> [Entries provided]
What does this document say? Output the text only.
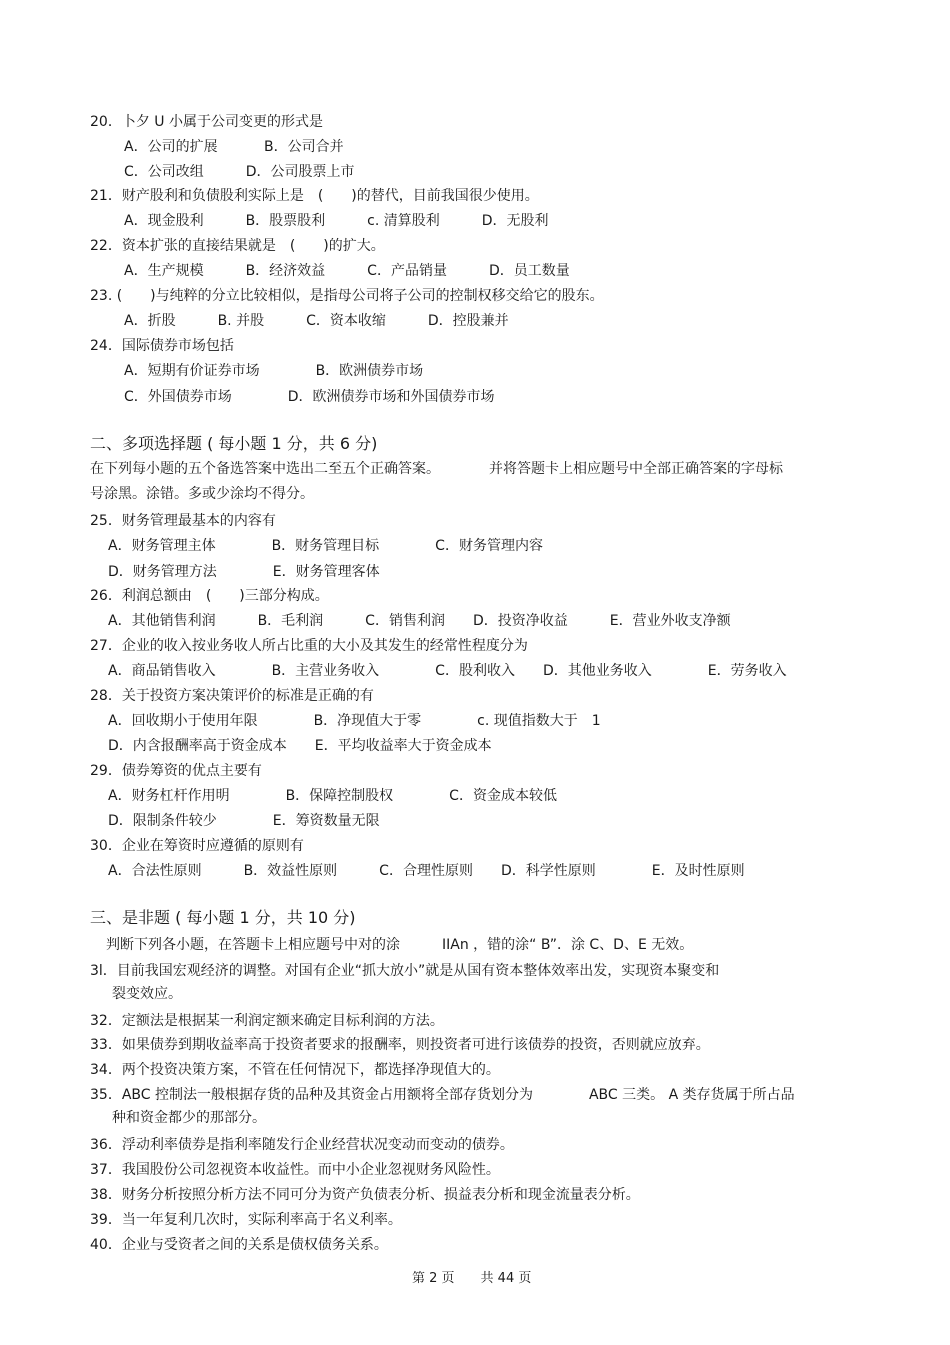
20．卜夕 U 小属于公司变更的形式是
A．公司的扩展　　　 B．公司合并
C．公司改组　　　D．公司股票上市
21．财产股利和负债股利实际上是　(　　)的替代，目前我国很少使用。
A．现金股利　　　B．股票股利　　　c. 清算股利　　　D．无股利
22．资本扩张的直接结果就是　(　　)的扩大。
A．生产规模　　　B．经济效益　　　C．产品销量　　　D．员工数量
23. (　　)与纯粹的分立比较相似，是指母公司将子公司的控制权移交给它的股东。
A．折股　　　B. 并股　　　C．资本收缩　　　D．控股兼并
24．国际债券市场包括
A．短期有价证券市场　　　　B．欧洲债券市场
C．外国债券市场　　　　D．欧洲债券市场和外国债券市场
二、多项选择题 ( 每小题 1 分，共 6 分)
在下列每小题的五个备选答案中选出二至五个正确答案。　　　　并将答题卡上相应题号中全部正确答案的字母标
号涂黑。涂错。多或少涂均不得分。
25．财务管理最基本的内容有
A．财务管理主体　　　　B．财务管理目标　　　　C．财务管理内容
D．财务管理方法　　　　E．财务管理客体
26．利润总额由　(　　)三部分构成。
A．其他销售利润　　　B．毛利润　　　C．销售利润　　D．投资净收益　　　E．营业外收支净额
27．企业的收入按业务收人所占比重的大小及其发生的经常性程度分为
A．商品销售收入　　　　B．主营业务收入　　　　C．股利收入　　D．其他业务收入　　　　E．劳务收入
28．关于投资方案决策评价的标准是正确的有
A．回收期小于使用年限　　　　B．净现值大于零　　　　c. 现值指数大于　1
D．内含报酬率高于资金成本　　E．平均收益率大于资金成本
29．债券筹资的优点主要有
A．财务杠杆作用明　　　　B．保障控制股权　　　　C．资金成本较低
D．限制条件较少　　　　E．筹资数量无限
30．企业在筹资时应遵循的原则有
A．合法性原则　　　B．效益性原则　　　C．合理性原则　　D．科学性原则　　　　E．及时性原则
三、是非题 ( 每小题 1 分，共 10 分)
判断下列各小题，在答题卡上相应题号中对的涂　　　IIAn ，错的涂“ B”．涂 C、D、E 无效。
3l．目前我国宏观经济的调整。对国有企业“抓大放小”就是从国有资本整体效率出发，实现资本聚变和
裂变效应。
32．定额法是根据某一利润定额来确定目标利润的方法。
33．如果债券到期收益率高于投资者要求的报酬率，则投资者可进行该债券的投资，否则就应放弃。
34．两个投资决策方案，不管在任何情况下，都选择净现值大的。
35．ABC 控制法一般根据存货的品种及其资金占用额将全部存货划分为　　　　ABC 三类。 A 类存货属于所占品
种和资金都少的那部分。
36．浮动利率债券是指利率随发行企业经营状况变动而变动的债券。
37．我国股份公司忽视资本收益性。而中小企业忽视财务风险性。
38．财务分析按照分析方法不同可分为资产负债表分析、损益表分析和现金流量表分析。
39．当一年复利几次时，实际利率高于名义利率。
40．企业与受资者之间的关系是债权债务关系。
第 2 页　　共 44 页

> [Work instructions] All of the entries need to be transcribed word for word; pictures are left out.

> [Output for this exercise]
What does this document say? Output the text only.
20．卜夕 U 小属于公司变更的形式是
A．公司的扩展　　　 B．公司合并
C．公司改组　　　D．公司股票上市
21．财产股利和负债股利实际上是　(　　)的替代，目前我国很少使用。
A．现金股利　　　B．股票股利　　　c. 清算股利　　　D．无股利
22．资本扩张的直接结果就是　(　　)的扩大。
A．生产规模　　　B．经济效益　　　C．产品销量　　　D．员工数量
23. (　　)与纯粹的分立比较相似，是指母公司将子公司的控制权移交给它的股东。
A．折股　　　B. 并股　　　C．资本收缩　　　D．控股兼并
24．国际债券市场包括
A．短期有价证券市场　　　　B．欧洲债券市场
C．外国债券市场　　　　D．欧洲债券市场和外国债券市场
二、多项选择题 ( 每小题 1 分，共 6 分)
在下列每小题的五个备选答案中选出二至五个正确答案。　　　　并将答题卡上相应题号中全部正确答案的字母标
号涂黑。涂错。多或少涂均不得分。
25．财务管理最基本的内容有
A．财务管理主体　　　　B．财务管理目标　　　　C．财务管理内容
D．财务管理方法　　　　E．财务管理客体
26．利润总额由　(　　)三部分构成。
A．其他销售利润　　　B．毛利润　　　C．销售利润　　D．投资净收益　　　E．营业外收支净额
27．企业的收入按业务收人所占比重的大小及其发生的经常性程度分为
A．商品销售收入　　　　B．主营业务收入　　　　C．股利收入　　D．其他业务收入　　　　E．劳务收入
28．关于投资方案决策评价的标准是正确的有
A．回收期小于使用年限　　　　B．净现值大于零　　　　c. 现值指数大于　1
D．内含报酬率高于资金成本　　E．平均收益率大于资金成本
29．债券筹资的优点主要有
A．财务杠杆作用明　　　　B．保障控制股权　　　　C．资金成本较低
D．限制条件较少　　　　E．筹资数量无限
30．企业在筹资时应遵循的原则有
A．合法性原则　　　B．效益性原则　　　C．合理性原则　　D．科学性原则　　　　E．及时性原则
三、是非题 ( 每小题 1 分，共 10 分)
判断下列各小题，在答题卡上相应题号中对的涂　　　IIAn ，错的涂“ B”．涂 C、D、E 无效。
3l．目前我国宏观经济的调整。对国有企业“抓大放小”就是从国有资本整体效率出发，实现资本聚变和
裂变效应。
32．定额法是根据某一利润定额来确定目标利润的方法。
33．如果债券到期收益率高于投资者要求的报酬率，则投资者可进行该债券的投资，否则就应放弃。
34．两个投资决策方案，不管在任何情况下，都选择净现值大的。
35．ABC 控制法一般根据存货的品种及其资金占用额将全部存货划分为　　　　ABC 三类。 A 类存货属于所占品
种和资金都少的那部分。
36．浮动利率债券是指利率随发行企业经营状况变动而变动的债券。
37．我国股份公司忽视资本收益性。而中小企业忽视财务风险性。
38．财务分析按照分析方法不同可分为资产负债表分析、损益表分析和现金流量表分析。
39．当一年复利几次时，实际利率高于名义利率。
40．企业与受资者之间的关系是债权债务关系。
第 2 页　　共 44 页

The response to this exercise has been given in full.